>> START

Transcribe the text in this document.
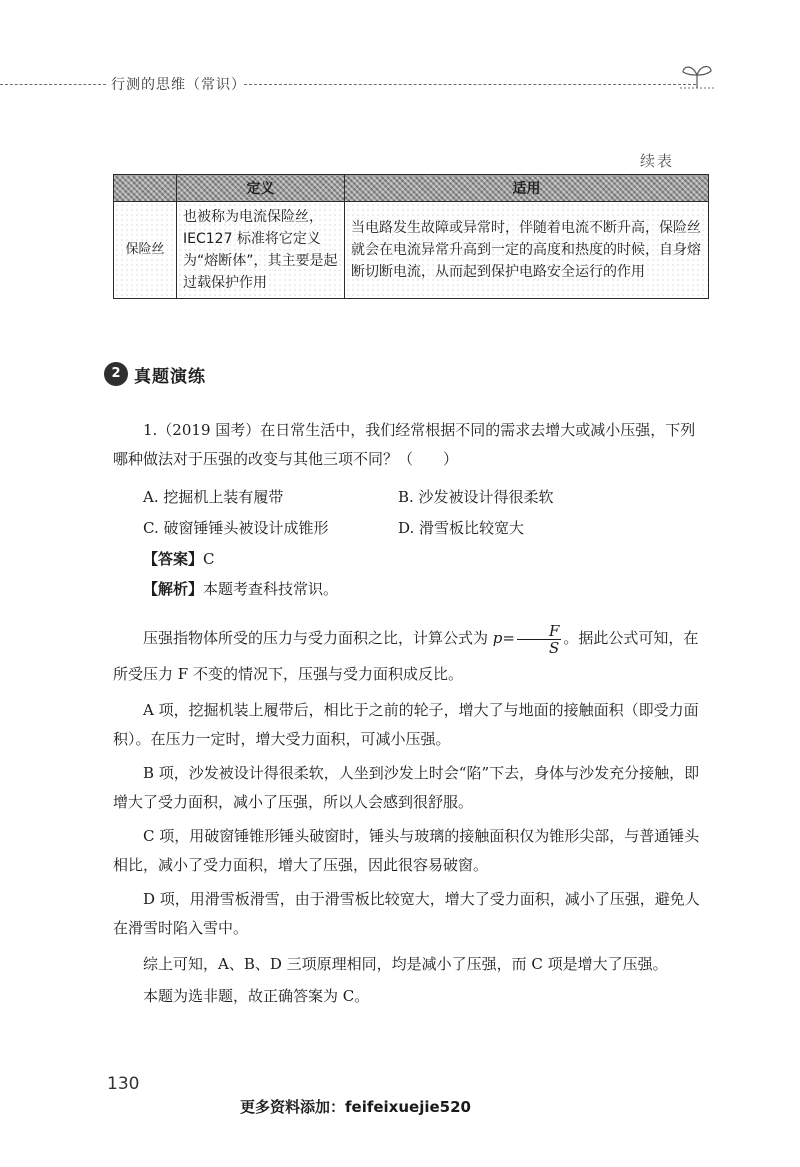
行测的思维（常识）
续表
	定义	适用
保险丝	也被称为电流保险丝，IEC127 标准将它定义为“熔断体”，其主要是起过载保护作用	当电路发生故障或异常时，伴随着电流不断升高，保险丝就会在电流异常升高到一定的高度和热度的时候，自身熔断切断电流，从而起到保护电路安全运行的作用
2 真题演练

1.（2019 国考）在日常生活中，我们经常根据不同的需求去增大或减小压强，下列哪种做法对于压强的改变与其他三项不同？（　　）

A. 挖掘机上装有履带	B. 沙发被设计得很柔软
C. 破窗锤锤头被设计成锥形	D. 滑雪板比较宽大
【答案】C
【解析】本题考查科技常识。

压强指物体所受的压力与受力面积之比，计算公式为 $p= \frac{F}{S}$ 。据此公式可知，在所受压力 F 不变的情况下，压强与受力面积成反比。

A 项，挖掘机装上履带后，相比于之前的轮子，增大了与地面的接触面积（即受力面积）。在压力一定时，增大受力面积，可减小压强。

B 项，沙发被设计得很柔软，人坐到沙发上时会“陷”下去，身体与沙发充分接触，即增大了受力面积，减小了压强，所以人会感到很舒服。

C 项，用破窗锤锥形锤头破窗时，锤头与玻璃的接触面积仅为锥形尖部，与普通锤头相比，减小了受力面积，增大了压强，因此很容易破窗。

D 项，用滑雪板滑雪，由于滑雪板比较宽大，增大了受力面积，减小了压强，避免人在滑雪时陷入雪中。

综上可知，A、B、D 三项原理相同，均是减小了压强，而 C 项是增大了压强。

本题为选非题，故正确答案为 C。

130
更多资料添加：feifeixuejie520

>> END

» What is required: Repeat each record exactly as shown above, dropping all images.

» Task result:
Transcribe the text in this document.
行测的思维（常识）
续表
	定义	适用
保险丝	也被称为电流保险丝，IEC127 标准将它定义为“熔断体”，其主要是起过载保护作用	当电路发生故障或异常时，伴随着电流不断升高，保险丝就会在电流异常升高到一定的高度和热度的时候，自身熔断切断电流，从而起到保护电路安全运行的作用
2 真题演练

1.（2019 国考）在日常生活中，我们经常根据不同的需求去增大或减小压强，下列哪种做法对于压强的改变与其他三项不同？（　　）

A. 挖掘机上装有履带	B. 沙发被设计得很柔软
C. 破窗锤锤头被设计成锥形	D. 滑雪板比较宽大
【答案】C
【解析】本题考查科技常识。

压强指物体所受的压力与受力面积之比，计算公式为 $p= \frac{F}{S}$ 。据此公式可知，在所受压力 F 不变的情况下，压强与受力面积成反比。

A 项，挖掘机装上履带后，相比于之前的轮子，增大了与地面的接触面积（即受力面积）。在压力一定时，增大受力面积，可减小压强。

B 项，沙发被设计得很柔软，人坐到沙发上时会“陷”下去，身体与沙发充分接触，即增大了受力面积，减小了压强，所以人会感到很舒服。

C 项，用破窗锤锥形锤头破窗时，锤头与玻璃的接触面积仅为锥形尖部，与普通锤头相比，减小了受力面积，增大了压强，因此很容易破窗。

D 项，用滑雪板滑雪，由于滑雪板比较宽大，增大了受力面积，减小了压强，避免人在滑雪时陷入雪中。

综上可知，A、B、D 三项原理相同，均是减小了压强，而 C 项是增大了压强。

本题为选非题，故正确答案为 C。

130
更多资料添加：feifeixuejie520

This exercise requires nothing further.